### Task material ###
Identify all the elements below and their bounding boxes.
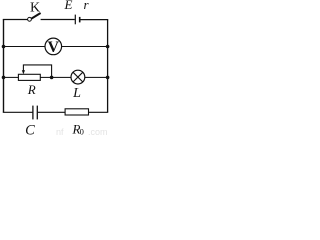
node junction left lamp row bbox=[2, 76, 6, 80]
svg-text:C: C bbox=[25, 122, 35, 136]
wire top middle segment bbox=[41, 19, 75, 21]
node junction rheostat tap bbox=[50, 76, 54, 80]
svg-text:V: V bbox=[48, 39, 60, 56]
wire top right segment bbox=[80, 19, 108, 21]
rheostat slider arrowhead bbox=[22, 70, 25, 74]
wire top left segment bbox=[3, 19, 28, 21]
battery E r bbox=[75, 15, 79, 25]
capacitor C bbox=[33, 106, 37, 120]
label R bbox=[27, 82, 36, 97]
svg-text:E: E bbox=[64, 0, 73, 12]
rheostat slider wire bbox=[23, 65, 51, 78]
svg-text:nf: nf bbox=[56, 127, 64, 136]
node junction left voltmeter row bbox=[2, 45, 6, 49]
watermark bbox=[56, 127, 108, 137]
node junction right voltmeter row bbox=[106, 45, 110, 49]
svg-text:0: 0 bbox=[80, 127, 84, 136]
label C bbox=[25, 122, 35, 138]
wire voltmeter row bbox=[4, 46, 108, 48]
wire lamp row bbox=[4, 76, 108, 78]
lamp L bbox=[71, 70, 85, 84]
wire right vertical bus bbox=[107, 20, 109, 113]
wire bottom right segment bbox=[89, 111, 109, 113]
switch K bbox=[28, 13, 41, 21]
label E bbox=[64, 0, 73, 12]
wire bottom middle segment bbox=[38, 111, 65, 113]
resistor R0 body bbox=[65, 109, 88, 115]
svg-text:R: R bbox=[27, 82, 36, 97]
svg-text:L: L bbox=[72, 86, 81, 101]
label R0 bbox=[72, 121, 84, 136]
wire left vertical bus bbox=[3, 20, 5, 113]
voltmeter V bbox=[45, 38, 62, 56]
svg-text:.com: .com bbox=[88, 127, 108, 136]
rheostat R body bbox=[18, 74, 40, 80]
label L bbox=[72, 86, 81, 101]
svg-text:K: K bbox=[30, 1, 40, 16]
wire bottom left segment bbox=[3, 111, 33, 113]
node junction right lamp row bbox=[106, 76, 110, 80]
svg-text:r: r bbox=[83, 0, 89, 12]
label r bbox=[83, 0, 89, 12]
label K bbox=[30, 1, 40, 16]
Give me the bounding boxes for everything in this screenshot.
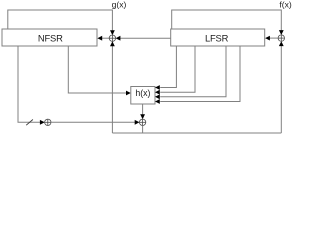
XOR1 (g xor) [109, 35, 115, 41]
wire LFSR feedback (box top, up, right to f(x) corner, down into XOR2) [172, 10, 282, 31]
arrow into sum xor left [40, 120, 45, 125]
XOR2 (f xor) [278, 35, 284, 41]
wire output feedback bottom line [112, 132, 281, 134]
arrow into h(x) right (tap 2) [155, 90, 160, 95]
arrow into output xor left [135, 120, 140, 125]
wire LFSR tap 4 to h(x) [160, 46, 240, 102]
wire h(x) output down to output xor [142, 104, 144, 115]
wire LFSR tap 2 to h(x) [160, 46, 195, 92]
bus slash mark [26, 120, 33, 126]
svg-text:f(x): f(x) [279, 0, 292, 10]
box NFSR [2, 29, 97, 46]
svg-text:g(x): g(x) [112, 0, 127, 10]
XOR4 (output xor) [139, 119, 145, 125]
arrow into XOR2 top [279, 30, 284, 35]
arrow into h(x) right (tap 4) [155, 99, 160, 104]
box LFSR [171, 29, 265, 46]
svg-text:LFSR: LFSR [205, 32, 229, 43]
arrow into h(x) right (tap 3) [155, 94, 160, 99]
wire XOR2 output into LFSR [270, 37, 279, 39]
wire NFSR feedback (box top, up, right to g(x) corner, down into XOR1) [8, 10, 113, 31]
wire LFSR output to XOR1 (s0 into NFSR input xor) [120, 37, 171, 39]
wire output xor down to feedback line [142, 126, 144, 134]
wire NFSR tap (7 bits) down-left to sum xor [18, 46, 40, 122]
box h(x) [131, 87, 155, 105]
wire NFSR tap to h(x) left input [68, 46, 126, 93]
arrow into XOR2 bottom [279, 41, 284, 46]
arrow into XOR1 bottom [110, 41, 115, 46]
wire feedback up into XOR2 bottom [280, 46, 282, 133]
arrow into XOR1 top [110, 30, 115, 35]
wire XOR1 output into NFSR [102, 37, 110, 39]
svg-text:NFSR: NFSR [38, 32, 63, 43]
arrow into LFSR right edge [265, 36, 270, 41]
arrow into h(x) left [126, 91, 131, 96]
arrow into XOR1 right [116, 36, 121, 41]
arrow into NFSR right edge [97, 36, 102, 41]
wire feedback up into XOR1 bottom [111, 46, 113, 133]
arrow into h(x) right (tap 1) [155, 85, 160, 90]
wire sum xor to output xor [51, 121, 135, 123]
wire LFSR tap 1 to h(x) [160, 46, 176, 88]
svg-text:h(x): h(x) [135, 88, 150, 98]
wire LFSR tap 3 to h(x) [160, 46, 226, 97]
XOR3 (sum of NFSR taps) [45, 119, 51, 125]
arrow into output xor top [140, 114, 145, 119]
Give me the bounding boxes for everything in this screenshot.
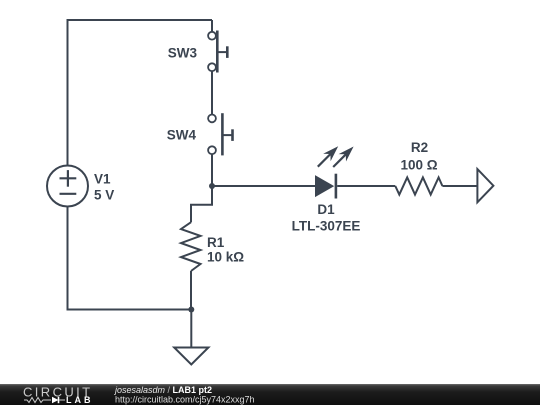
svg-text:R1: R1 — [207, 235, 225, 250]
label R2 — [411, 140, 428, 155]
resistor R2 — [395, 177, 442, 194]
svg-text:5 V: 5 V — [94, 187, 114, 202]
wire — [190, 310, 192, 348]
wire — [211, 20, 213, 32]
resistor R1 — [181, 222, 201, 271]
svg-text:10 kΩ: 10 kΩ — [207, 249, 244, 264]
wire — [212, 185, 315, 187]
LED D1 — [315, 146, 354, 198]
switch SW4 — [208, 113, 232, 155]
footer logo LAB — [66, 395, 94, 405]
label SW4 — [167, 128, 197, 143]
wire — [211, 71, 213, 114]
svg-text:http://circuitlab.com/cj5y74x2: http://circuitlab.com/cj5y74x2xxg7h — [115, 394, 255, 404]
node B junction — [188, 307, 194, 313]
label D1 — [317, 202, 335, 217]
label SW3 — [168, 45, 198, 60]
footer logo CIRCUIT — [23, 385, 93, 400]
svg-text:100 Ω: 100 Ω — [400, 158, 437, 173]
footer url text — [115, 394, 255, 404]
label D1 value LTL-307EE — [292, 219, 361, 234]
wire — [191, 186, 212, 222]
switch SW3 — [208, 31, 227, 73]
svg-text:LTL-307EE: LTL-307EE — [292, 219, 361, 234]
svg-text:R2: R2 — [411, 140, 428, 155]
label V1 — [94, 171, 111, 186]
footer title text — [114, 385, 212, 395]
svg-text:D1: D1 — [317, 202, 335, 217]
voltage source V1 — [47, 166, 88, 207]
label R1 — [207, 235, 225, 250]
wire — [68, 20, 213, 166]
wire — [211, 154, 213, 186]
footer bar — [0, 384, 540, 405]
footer logo squiggle — [24, 397, 65, 403]
output flag terminal — [477, 169, 493, 202]
svg-text:SW4: SW4 — [167, 128, 197, 143]
label R2 value 100 ohm — [400, 158, 437, 173]
label R1 value 10 kohm — [207, 249, 244, 264]
svg-text:V1: V1 — [94, 171, 111, 186]
wire — [68, 207, 192, 310]
ground — [174, 348, 208, 365]
wire — [337, 185, 395, 187]
wire — [442, 185, 477, 187]
label V1 value 5 V — [94, 187, 114, 202]
svg-text:LAB: LAB — [66, 395, 94, 405]
wire — [190, 271, 192, 310]
node A junction — [209, 183, 215, 189]
svg-text:SW3: SW3 — [168, 45, 198, 60]
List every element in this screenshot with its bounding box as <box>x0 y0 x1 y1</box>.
###
Transcribe all of the lines above without any change, and leave the pictures out of your answer.

◆ **Output of the exercise**
Identify all the elements below and their bounding boxes.
node junction left lamp row bbox=[2, 76, 6, 80]
svg-text:C: C bbox=[25, 122, 35, 136]
wire top middle segment bbox=[41, 19, 75, 21]
node junction rheostat tap bbox=[50, 76, 54, 80]
svg-text:V: V bbox=[48, 39, 60, 56]
wire top right segment bbox=[80, 19, 108, 21]
rheostat slider arrowhead bbox=[22, 70, 25, 74]
wire top left segment bbox=[3, 19, 28, 21]
battery E r bbox=[75, 15, 79, 25]
capacitor C bbox=[33, 106, 37, 120]
label R bbox=[27, 82, 36, 97]
svg-text:E: E bbox=[64, 0, 73, 12]
rheostat slider wire bbox=[23, 65, 51, 78]
svg-text:nf: nf bbox=[56, 127, 64, 136]
node junction left voltmeter row bbox=[2, 45, 6, 49]
watermark bbox=[56, 127, 108, 137]
node junction right voltmeter row bbox=[106, 45, 110, 49]
svg-text:0: 0 bbox=[80, 127, 84, 136]
label C bbox=[25, 122, 35, 138]
wire voltmeter row bbox=[4, 46, 108, 48]
wire lamp row bbox=[4, 76, 108, 78]
lamp L bbox=[71, 70, 85, 84]
wire right vertical bus bbox=[107, 20, 109, 113]
wire bottom right segment bbox=[89, 111, 109, 113]
switch K bbox=[28, 13, 41, 21]
label E bbox=[64, 0, 73, 12]
wire bottom middle segment bbox=[38, 111, 65, 113]
resistor R0 body bbox=[65, 109, 88, 115]
svg-text:R: R bbox=[27, 82, 36, 97]
svg-text:L: L bbox=[72, 86, 81, 101]
label R0 bbox=[72, 121, 84, 136]
wire left vertical bus bbox=[3, 20, 5, 113]
voltmeter V bbox=[45, 38, 62, 56]
svg-text:.com: .com bbox=[88, 127, 108, 136]
rheostat R body bbox=[18, 74, 40, 80]
label L bbox=[72, 86, 81, 101]
svg-text:K: K bbox=[30, 1, 40, 16]
wire bottom left segment bbox=[3, 111, 33, 113]
node junction right lamp row bbox=[106, 76, 110, 80]
svg-text:r: r bbox=[83, 0, 89, 12]
label r bbox=[83, 0, 89, 12]
label K bbox=[30, 1, 40, 16]
Give me the bounding boxes for everything in this screenshot.
XOR1 (g xor) [109, 35, 115, 41]
wire LFSR feedback (box top, up, right to f(x) corner, down into XOR2) [172, 10, 282, 31]
arrow into sum xor left [40, 120, 45, 125]
XOR2 (f xor) [278, 35, 284, 41]
wire output feedback bottom line [112, 132, 281, 134]
arrow into h(x) right (tap 2) [155, 90, 160, 95]
arrow into output xor left [135, 120, 140, 125]
wire LFSR tap 4 to h(x) [160, 46, 240, 102]
wire h(x) output down to output xor [142, 104, 144, 115]
wire LFSR tap 2 to h(x) [160, 46, 195, 92]
bus slash mark [26, 120, 33, 126]
svg-text:f(x): f(x) [279, 0, 292, 10]
box NFSR [2, 29, 97, 46]
svg-text:g(x): g(x) [112, 0, 127, 10]
XOR4 (output xor) [139, 119, 145, 125]
arrow into XOR2 top [279, 30, 284, 35]
arrow into h(x) right (tap 4) [155, 99, 160, 104]
box LFSR [171, 29, 265, 46]
svg-text:LFSR: LFSR [205, 32, 229, 43]
arrow into h(x) right (tap 3) [155, 94, 160, 99]
wire XOR2 output into LFSR [270, 37, 279, 39]
wire NFSR feedback (box top, up, right to g(x) corner, down into XOR1) [8, 10, 113, 31]
wire LFSR output to XOR1 (s0 into NFSR input xor) [120, 37, 171, 39]
wire output xor down to feedback line [142, 126, 144, 134]
wire NFSR tap (7 bits) down-left to sum xor [18, 46, 40, 122]
box h(x) [131, 87, 155, 105]
wire NFSR tap to h(x) left input [68, 46, 126, 93]
arrow into XOR2 bottom [279, 41, 284, 46]
arrow into XOR1 bottom [110, 41, 115, 46]
wire feedback up into XOR2 bottom [280, 46, 282, 133]
arrow into XOR1 top [110, 30, 115, 35]
wire XOR1 output into NFSR [102, 37, 110, 39]
svg-text:NFSR: NFSR [38, 32, 63, 43]
arrow into LFSR right edge [265, 36, 270, 41]
arrow into h(x) left [126, 91, 131, 96]
arrow into XOR1 right [116, 36, 121, 41]
arrow into NFSR right edge [97, 36, 102, 41]
wire feedback up into XOR1 bottom [111, 46, 113, 133]
arrow into h(x) right (tap 1) [155, 85, 160, 90]
wire sum xor to output xor [51, 121, 135, 123]
wire LFSR tap 1 to h(x) [160, 46, 176, 88]
svg-text:h(x): h(x) [135, 88, 150, 98]
wire LFSR tap 3 to h(x) [160, 46, 226, 97]
XOR3 (sum of NFSR taps) [45, 119, 51, 125]
arrow into output xor top [140, 114, 145, 119]
Give me the bounding boxes for everything in this screenshot.
svg-text:R1: R1 — [207, 235, 225, 250]
label R2 — [411, 140, 428, 155]
resistor R2 — [395, 177, 442, 194]
svg-text:5 V: 5 V — [94, 187, 114, 202]
wire — [190, 310, 192, 348]
wire — [211, 20, 213, 32]
resistor R1 — [181, 222, 201, 271]
svg-text:10 kΩ: 10 kΩ — [207, 249, 244, 264]
wire — [212, 185, 315, 187]
LED D1 — [315, 146, 354, 198]
switch SW4 — [208, 113, 232, 155]
footer logo LAB — [66, 395, 94, 405]
label SW4 — [167, 128, 197, 143]
wire — [211, 71, 213, 114]
svg-text:http://circuitlab.com/cj5y74x2: http://circuitlab.com/cj5y74x2xxg7h — [115, 394, 255, 404]
node B junction — [188, 307, 194, 313]
label D1 — [317, 202, 335, 217]
label SW3 — [168, 45, 198, 60]
footer logo CIRCUIT — [23, 385, 93, 400]
svg-text:100 Ω: 100 Ω — [400, 158, 437, 173]
footer url text — [115, 394, 255, 404]
label D1 value LTL-307EE — [292, 219, 361, 234]
wire — [191, 186, 212, 222]
switch SW3 — [208, 31, 227, 73]
svg-text:LTL-307EE: LTL-307EE — [292, 219, 361, 234]
svg-text:R2: R2 — [411, 140, 428, 155]
label V1 — [94, 171, 111, 186]
footer title text — [114, 385, 212, 395]
svg-text:D1: D1 — [317, 202, 335, 217]
voltage source V1 — [47, 166, 88, 207]
label R1 — [207, 235, 225, 250]
wire — [68, 20, 213, 166]
wire — [211, 154, 213, 186]
footer bar — [0, 384, 540, 405]
footer logo squiggle — [24, 397, 65, 403]
output flag terminal — [477, 169, 493, 202]
svg-text:SW4: SW4 — [167, 128, 197, 143]
label R2 value 100 ohm — [400, 158, 437, 173]
label R1 value 10 kohm — [207, 249, 244, 264]
svg-text:V1: V1 — [94, 171, 111, 186]
wire — [68, 207, 192, 310]
ground — [174, 348, 208, 365]
wire — [337, 185, 395, 187]
wire — [442, 185, 477, 187]
label V1 value 5 V — [94, 187, 114, 202]
svg-text:LAB: LAB — [66, 395, 94, 405]
wire — [190, 271, 192, 310]
node A junction — [209, 183, 215, 189]
svg-text:SW3: SW3 — [168, 45, 198, 60]
List every element in this screenshot with its bounding box as <box>x0 y0 x1 y1</box>.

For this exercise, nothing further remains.